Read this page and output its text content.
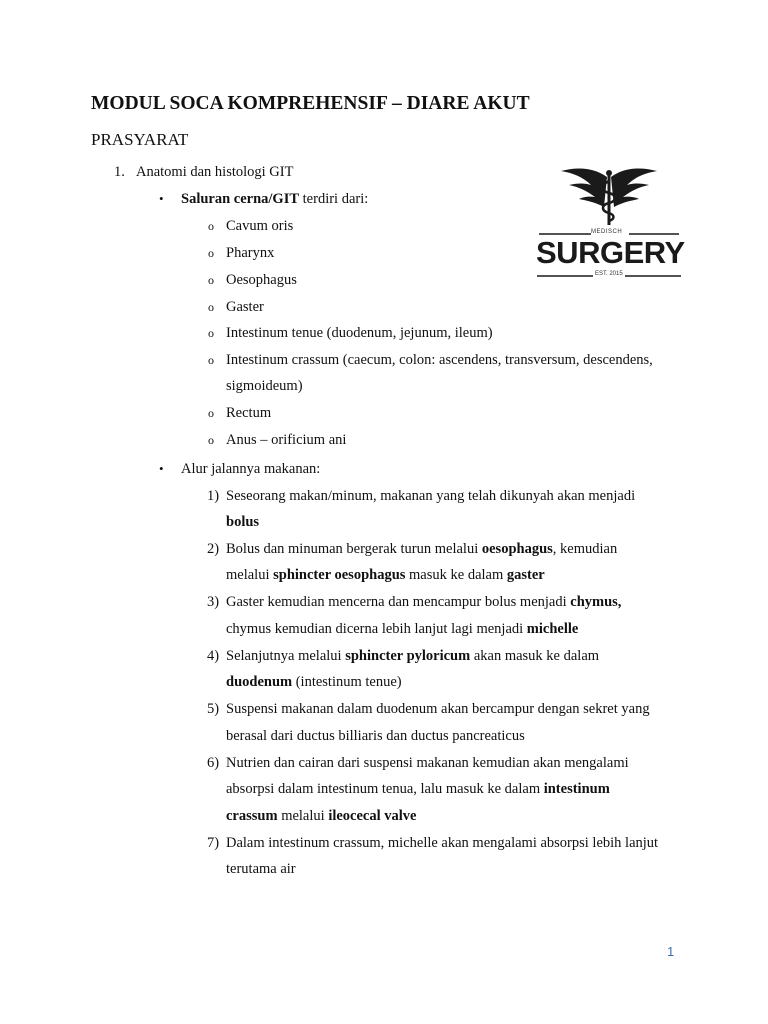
MODUL SOCA KOMPREHENSIF – DIARE AKUT
PRASYARAT
1. Anatomi dan histologi GIT
• Saluran cerna/GIT terdiri dari:
o Cavum oris
o Pharynx
o Oesophagus
o Gaster
o Intestinum tenue (duodenum, jejunum, ileum)
o Intestinum crassum (caecum, colon: ascendens, transversum, descendens,
sigmoideum)
o Rectum
o Anus – orificium ani
• Alur jalannya makanan:
1) Seseorang makan/minum, makanan yang telah dikunyah akan menjadi
bolus
2) Bolus dan minuman bergerak turun melalui oesophagus, kemudian
melalui sphincter oesophagus masuk ke dalam gaster
3) Gaster kemudian mencerna dan mencampur bolus menjadi chymus,
chymus kemudian dicerna lebih lanjut lagi menjadi michelle
4) Selanjutnya melalui sphincter pyloricum akan masuk ke dalam
duodenum (intestinum tenue)
5) Suspensi makanan dalam duodenum akan bercampur dengan sekret yang
berasal dari ductus billiaris dan ductus pancreaticus
6) Nutrien dan cairan dari suspensi makanan kemudian akan mengalami
absorpsi dalam intestinum tenua, lalu masuk ke dalam intestinum
crassum melalui ileocecal valve
7) Dalam intestinum crassum, michelle akan mengalami absorpsi lebih lanjut
terutama air
MEDISCH
SURGERY
EST. 2015
1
========================================
The records above should be reproduced exactly, with no pictures included.

Read this page and output its text content.
MODUL SOCA KOMPREHENSIF – DIARE AKUT
PRASYARAT
1. Anatomi dan histologi GIT
• Saluran cerna/GIT terdiri dari:
o Cavum oris
o Pharynx
o Oesophagus
o Gaster
o Intestinum tenue (duodenum, jejunum, ileum)
o Intestinum crassum (caecum, colon: ascendens, transversum, descendens,
sigmoideum)
o Rectum
o Anus – orificium ani
• Alur jalannya makanan:
1) Seseorang makan/minum, makanan yang telah dikunyah akan menjadi
bolus
2) Bolus dan minuman bergerak turun melalui oesophagus, kemudian
melalui sphincter oesophagus masuk ke dalam gaster
3) Gaster kemudian mencerna dan mencampur bolus menjadi chymus,
chymus kemudian dicerna lebih lanjut lagi menjadi michelle
4) Selanjutnya melalui sphincter pyloricum akan masuk ke dalam
duodenum (intestinum tenue)
5) Suspensi makanan dalam duodenum akan bercampur dengan sekret yang
berasal dari ductus billiaris dan ductus pancreaticus
6) Nutrien dan cairan dari suspensi makanan kemudian akan mengalami
absorpsi dalam intestinum tenua, lalu masuk ke dalam intestinum
crassum melalui ileocecal valve
7) Dalam intestinum crassum, michelle akan mengalami absorpsi lebih lanjut
terutama air
MEDISCH
SURGERY
EST. 2015
1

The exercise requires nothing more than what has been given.